▸ **Written exercise**:
Every record should be copied exactly, except that pictures are to be omitted.

+--

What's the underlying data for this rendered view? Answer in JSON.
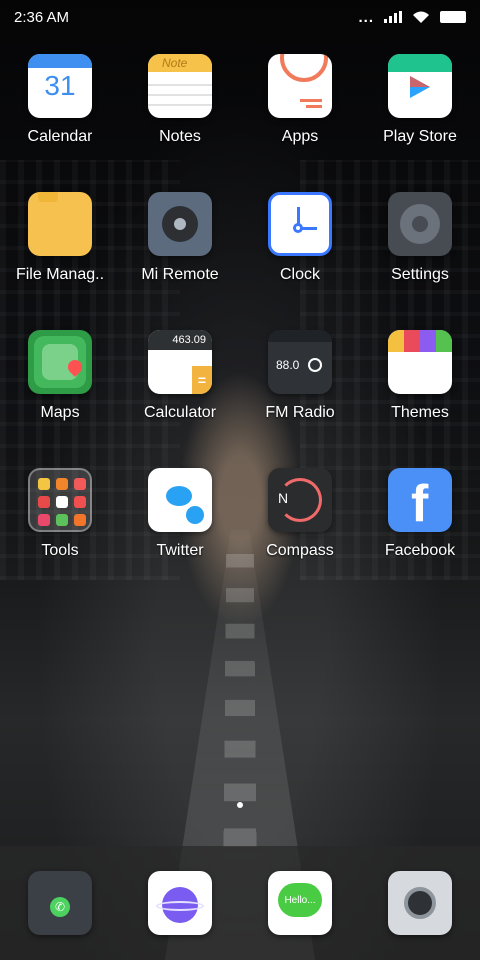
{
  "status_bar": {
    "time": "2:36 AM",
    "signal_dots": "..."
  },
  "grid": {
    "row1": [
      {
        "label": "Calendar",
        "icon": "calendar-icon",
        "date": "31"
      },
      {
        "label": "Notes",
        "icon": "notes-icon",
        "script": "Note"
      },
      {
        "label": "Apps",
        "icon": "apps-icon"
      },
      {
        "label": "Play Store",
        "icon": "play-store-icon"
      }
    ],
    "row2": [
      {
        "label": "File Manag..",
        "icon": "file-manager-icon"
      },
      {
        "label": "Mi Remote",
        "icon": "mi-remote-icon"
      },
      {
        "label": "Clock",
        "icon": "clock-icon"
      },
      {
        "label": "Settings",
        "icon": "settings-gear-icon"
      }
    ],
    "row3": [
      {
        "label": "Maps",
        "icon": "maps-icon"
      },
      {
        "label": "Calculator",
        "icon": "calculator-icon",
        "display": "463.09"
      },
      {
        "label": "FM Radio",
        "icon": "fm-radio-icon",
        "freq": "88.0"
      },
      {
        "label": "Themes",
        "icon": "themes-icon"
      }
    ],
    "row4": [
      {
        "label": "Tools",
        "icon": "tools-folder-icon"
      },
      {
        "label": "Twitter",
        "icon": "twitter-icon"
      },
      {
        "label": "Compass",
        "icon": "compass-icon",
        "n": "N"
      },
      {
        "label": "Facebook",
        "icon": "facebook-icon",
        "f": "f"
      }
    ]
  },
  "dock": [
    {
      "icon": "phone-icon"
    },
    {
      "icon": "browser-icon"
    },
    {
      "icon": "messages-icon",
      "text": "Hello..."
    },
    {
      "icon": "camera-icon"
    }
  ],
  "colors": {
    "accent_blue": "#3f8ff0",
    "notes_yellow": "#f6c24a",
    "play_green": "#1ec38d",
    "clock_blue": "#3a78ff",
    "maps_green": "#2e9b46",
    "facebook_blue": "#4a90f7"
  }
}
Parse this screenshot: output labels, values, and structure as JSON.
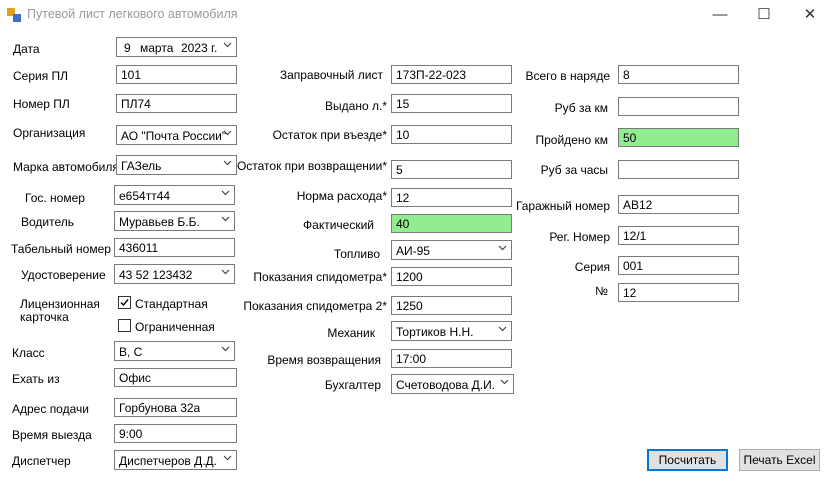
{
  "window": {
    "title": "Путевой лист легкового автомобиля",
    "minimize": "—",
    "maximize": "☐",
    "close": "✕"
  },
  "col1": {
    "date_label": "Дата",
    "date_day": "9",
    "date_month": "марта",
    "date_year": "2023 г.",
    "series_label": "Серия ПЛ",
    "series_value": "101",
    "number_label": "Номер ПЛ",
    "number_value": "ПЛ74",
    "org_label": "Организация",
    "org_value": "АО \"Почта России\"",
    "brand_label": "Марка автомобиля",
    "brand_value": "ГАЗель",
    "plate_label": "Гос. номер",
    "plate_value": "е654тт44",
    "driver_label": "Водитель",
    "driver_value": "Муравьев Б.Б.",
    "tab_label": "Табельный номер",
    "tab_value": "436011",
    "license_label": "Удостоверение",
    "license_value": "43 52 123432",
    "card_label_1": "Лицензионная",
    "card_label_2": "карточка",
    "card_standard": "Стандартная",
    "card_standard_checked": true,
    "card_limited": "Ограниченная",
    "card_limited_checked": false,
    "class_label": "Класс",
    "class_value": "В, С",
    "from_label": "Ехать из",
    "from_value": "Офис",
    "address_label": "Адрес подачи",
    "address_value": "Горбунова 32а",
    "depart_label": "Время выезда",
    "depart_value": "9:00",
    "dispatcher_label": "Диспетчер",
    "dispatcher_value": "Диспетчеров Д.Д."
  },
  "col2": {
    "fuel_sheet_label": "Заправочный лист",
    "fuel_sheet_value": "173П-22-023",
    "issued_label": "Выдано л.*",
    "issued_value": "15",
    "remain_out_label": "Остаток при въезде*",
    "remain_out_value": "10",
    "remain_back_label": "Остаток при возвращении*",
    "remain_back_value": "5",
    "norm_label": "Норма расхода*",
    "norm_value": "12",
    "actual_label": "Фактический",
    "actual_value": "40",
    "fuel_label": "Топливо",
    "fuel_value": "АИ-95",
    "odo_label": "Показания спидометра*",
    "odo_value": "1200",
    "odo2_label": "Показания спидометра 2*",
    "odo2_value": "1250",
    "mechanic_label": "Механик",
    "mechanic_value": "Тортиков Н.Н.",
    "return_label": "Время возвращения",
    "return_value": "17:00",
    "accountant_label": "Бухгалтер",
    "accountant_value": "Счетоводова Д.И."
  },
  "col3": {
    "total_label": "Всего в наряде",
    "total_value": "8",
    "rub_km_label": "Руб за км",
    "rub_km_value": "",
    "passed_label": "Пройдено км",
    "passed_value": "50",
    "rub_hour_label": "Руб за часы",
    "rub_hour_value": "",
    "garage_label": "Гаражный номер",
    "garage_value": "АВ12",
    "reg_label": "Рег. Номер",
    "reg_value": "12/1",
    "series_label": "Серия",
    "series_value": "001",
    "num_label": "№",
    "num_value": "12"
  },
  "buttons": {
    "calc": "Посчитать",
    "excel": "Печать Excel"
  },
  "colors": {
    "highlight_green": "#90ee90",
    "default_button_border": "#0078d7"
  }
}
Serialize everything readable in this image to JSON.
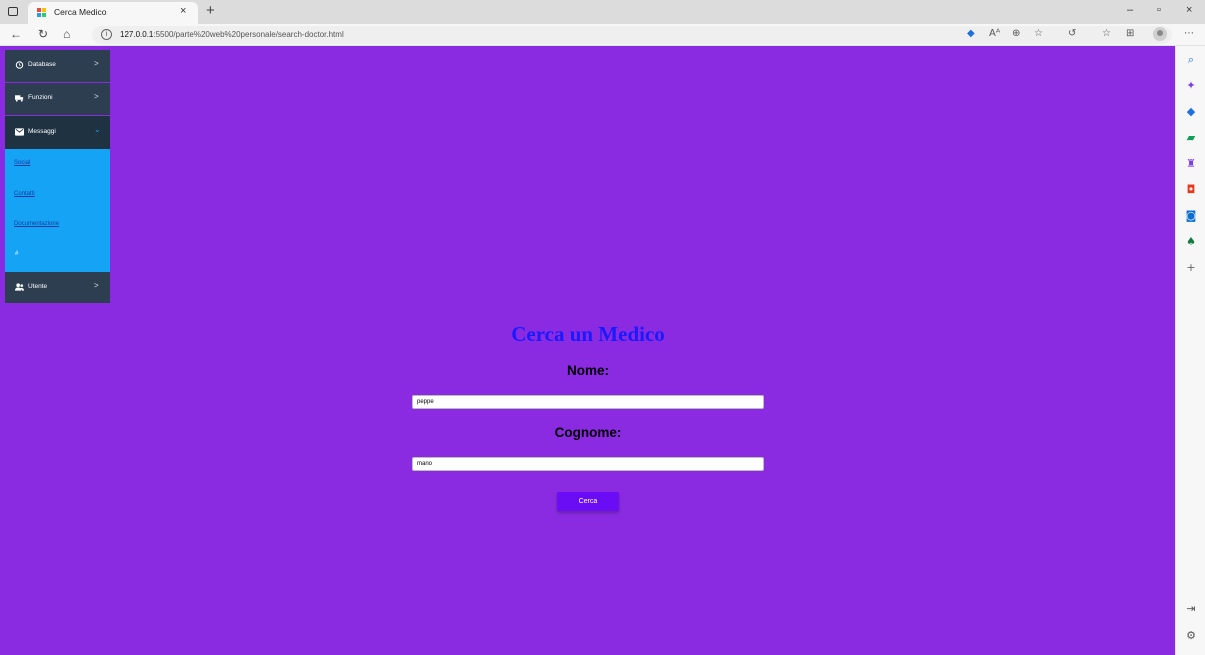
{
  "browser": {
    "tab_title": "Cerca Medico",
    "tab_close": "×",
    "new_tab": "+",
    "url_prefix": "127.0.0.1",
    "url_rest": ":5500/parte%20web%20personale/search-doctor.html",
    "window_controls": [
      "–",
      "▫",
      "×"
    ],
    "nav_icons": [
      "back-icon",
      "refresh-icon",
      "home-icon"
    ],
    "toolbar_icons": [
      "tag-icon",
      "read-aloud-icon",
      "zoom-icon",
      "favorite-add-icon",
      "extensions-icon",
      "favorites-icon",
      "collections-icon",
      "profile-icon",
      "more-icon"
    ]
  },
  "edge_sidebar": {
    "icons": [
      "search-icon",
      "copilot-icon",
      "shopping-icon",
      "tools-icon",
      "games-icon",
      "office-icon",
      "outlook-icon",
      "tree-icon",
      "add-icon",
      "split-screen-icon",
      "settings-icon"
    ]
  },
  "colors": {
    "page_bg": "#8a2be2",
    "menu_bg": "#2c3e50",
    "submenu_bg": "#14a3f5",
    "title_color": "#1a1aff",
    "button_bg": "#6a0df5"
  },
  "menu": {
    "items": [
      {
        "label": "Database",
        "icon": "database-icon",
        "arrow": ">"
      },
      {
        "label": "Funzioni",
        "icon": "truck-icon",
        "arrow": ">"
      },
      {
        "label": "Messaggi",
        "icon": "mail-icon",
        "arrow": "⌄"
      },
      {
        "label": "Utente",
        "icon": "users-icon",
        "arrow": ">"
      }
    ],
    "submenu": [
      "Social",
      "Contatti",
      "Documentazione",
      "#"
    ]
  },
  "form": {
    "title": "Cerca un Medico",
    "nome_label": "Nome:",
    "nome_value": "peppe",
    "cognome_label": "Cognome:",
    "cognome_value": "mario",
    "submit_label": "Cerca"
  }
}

+--

▸ **Answer for the task**:
What's the underlying data for this rendered view? Answer in JSON.
{
  "status_bar": {
    "time": "2:36 AM",
    "signal_dots": "..."
  },
  "grid": {
    "row1": [
      {
        "label": "Calendar",
        "icon": "calendar-icon",
        "date": "31"
      },
      {
        "label": "Notes",
        "icon": "notes-icon",
        "script": "Note"
      },
      {
        "label": "Apps",
        "icon": "apps-icon"
      },
      {
        "label": "Play Store",
        "icon": "play-store-icon"
      }
    ],
    "row2": [
      {
        "label": "File Manag..",
        "icon": "file-manager-icon"
      },
      {
        "label": "Mi Remote",
        "icon": "mi-remote-icon"
      },
      {
        "label": "Clock",
        "icon": "clock-icon"
      },
      {
        "label": "Settings",
        "icon": "settings-gear-icon"
      }
    ],
    "row3": [
      {
        "label": "Maps",
        "icon": "maps-icon"
      },
      {
        "label": "Calculator",
        "icon": "calculator-icon",
        "display": "463.09"
      },
      {
        "label": "FM Radio",
        "icon": "fm-radio-icon",
        "freq": "88.0"
      },
      {
        "label": "Themes",
        "icon": "themes-icon"
      }
    ],
    "row4": [
      {
        "label": "Tools",
        "icon": "tools-folder-icon"
      },
      {
        "label": "Twitter",
        "icon": "twitter-icon"
      },
      {
        "label": "Compass",
        "icon": "compass-icon",
        "n": "N"
      },
      {
        "label": "Facebook",
        "icon": "facebook-icon",
        "f": "f"
      }
    ]
  },
  "dock": [
    {
      "icon": "phone-icon"
    },
    {
      "icon": "browser-icon"
    },
    {
      "icon": "messages-icon",
      "text": "Hello..."
    },
    {
      "icon": "camera-icon"
    }
  ],
  "colors": {
    "accent_blue": "#3f8ff0",
    "notes_yellow": "#f6c24a",
    "play_green": "#1ec38d",
    "clock_blue": "#3a78ff",
    "maps_green": "#2e9b46",
    "facebook_blue": "#4a90f7"
  }
}
Parse this screenshot: output labels, values, and structure as JSON.
{
  "window": {
    "title": "Путевой лист легкового автомобиля",
    "minimize": "—",
    "maximize": "☐",
    "close": "✕"
  },
  "col1": {
    "date_label": "Дата",
    "date_day": "9",
    "date_month": "марта",
    "date_year": "2023 г.",
    "series_label": "Серия ПЛ",
    "series_value": "101",
    "number_label": "Номер ПЛ",
    "number_value": "ПЛ74",
    "org_label": "Организация",
    "org_value": "АО \"Почта России\"",
    "brand_label": "Марка автомобиля",
    "brand_value": "ГАЗель",
    "plate_label": "Гос. номер",
    "plate_value": "е654тт44",
    "driver_label": "Водитель",
    "driver_value": "Муравьев Б.Б.",
    "tab_label": "Табельный номер",
    "tab_value": "436011",
    "license_label": "Удостоверение",
    "license_value": "43 52 123432",
    "card_label_1": "Лицензионная",
    "card_label_2": "карточка",
    "card_standard": "Стандартная",
    "card_standard_checked": true,
    "card_limited": "Ограниченная",
    "card_limited_checked": false,
    "class_label": "Класс",
    "class_value": "В, С",
    "from_label": "Ехать из",
    "from_value": "Офис",
    "address_label": "Адрес подачи",
    "address_value": "Горбунова 32а",
    "depart_label": "Время выезда",
    "depart_value": "9:00",
    "dispatcher_label": "Диспетчер",
    "dispatcher_value": "Диспетчеров Д.Д."
  },
  "col2": {
    "fuel_sheet_label": "Заправочный лист",
    "fuel_sheet_value": "173П-22-023",
    "issued_label": "Выдано л.*",
    "issued_value": "15",
    "remain_out_label": "Остаток при въезде*",
    "remain_out_value": "10",
    "remain_back_label": "Остаток при возвращении*",
    "remain_back_value": "5",
    "norm_label": "Норма расхода*",
    "norm_value": "12",
    "actual_label": "Фактический",
    "actual_value": "40",
    "fuel_label": "Топливо",
    "fuel_value": "АИ-95",
    "odo_label": "Показания спидометра*",
    "odo_value": "1200",
    "odo2_label": "Показания спидометра 2*",
    "odo2_value": "1250",
    "mechanic_label": "Механик",
    "mechanic_value": "Тортиков Н.Н.",
    "return_label": "Время возвращения",
    "return_value": "17:00",
    "accountant_label": "Бухгалтер",
    "accountant_value": "Счетоводова Д.И."
  },
  "col3": {
    "total_label": "Всего в наряде",
    "total_value": "8",
    "rub_km_label": "Руб за км",
    "rub_km_value": "",
    "passed_label": "Пройдено км",
    "passed_value": "50",
    "rub_hour_label": "Руб за часы",
    "rub_hour_value": "",
    "garage_label": "Гаражный номер",
    "garage_value": "АВ12",
    "reg_label": "Рег. Номер",
    "reg_value": "12/1",
    "series_label": "Серия",
    "series_value": "001",
    "num_label": "№",
    "num_value": "12"
  },
  "buttons": {
    "calc": "Посчитать",
    "excel": "Печать Excel"
  },
  "colors": {
    "highlight_green": "#90ee90",
    "default_button_border": "#0078d7"
  }
}
Serialize everything readable in this image to JSON.
{
  "browser": {
    "tab_title": "Cerca Medico",
    "tab_close": "×",
    "new_tab": "+",
    "url_prefix": "127.0.0.1",
    "url_rest": ":5500/parte%20web%20personale/search-doctor.html",
    "window_controls": [
      "–",
      "▫",
      "×"
    ],
    "nav_icons": [
      "back-icon",
      "refresh-icon",
      "home-icon"
    ],
    "toolbar_icons": [
      "tag-icon",
      "read-aloud-icon",
      "zoom-icon",
      "favorite-add-icon",
      "extensions-icon",
      "favorites-icon",
      "collections-icon",
      "profile-icon",
      "more-icon"
    ]
  },
  "edge_sidebar": {
    "icons": [
      "search-icon",
      "copilot-icon",
      "shopping-icon",
      "tools-icon",
      "games-icon",
      "office-icon",
      "outlook-icon",
      "tree-icon",
      "add-icon",
      "split-screen-icon",
      "settings-icon"
    ]
  },
  "colors": {
    "page_bg": "#8a2be2",
    "menu_bg": "#2c3e50",
    "submenu_bg": "#14a3f5",
    "title_color": "#1a1aff",
    "button_bg": "#6a0df5"
  },
  "menu": {
    "items": [
      {
        "label": "Database",
        "icon": "database-icon",
        "arrow": ">"
      },
      {
        "label": "Funzioni",
        "icon": "truck-icon",
        "arrow": ">"
      },
      {
        "label": "Messaggi",
        "icon": "mail-icon",
        "arrow": "⌄"
      },
      {
        "label": "Utente",
        "icon": "users-icon",
        "arrow": ">"
      }
    ],
    "submenu": [
      "Social",
      "Contatti",
      "Documentazione",
      "#"
    ]
  },
  "form": {
    "title": "Cerca un Medico",
    "nome_label": "Nome:",
    "nome_value": "peppe",
    "cognome_label": "Cognome:",
    "cognome_value": "mario",
    "submit_label": "Cerca"
  }
}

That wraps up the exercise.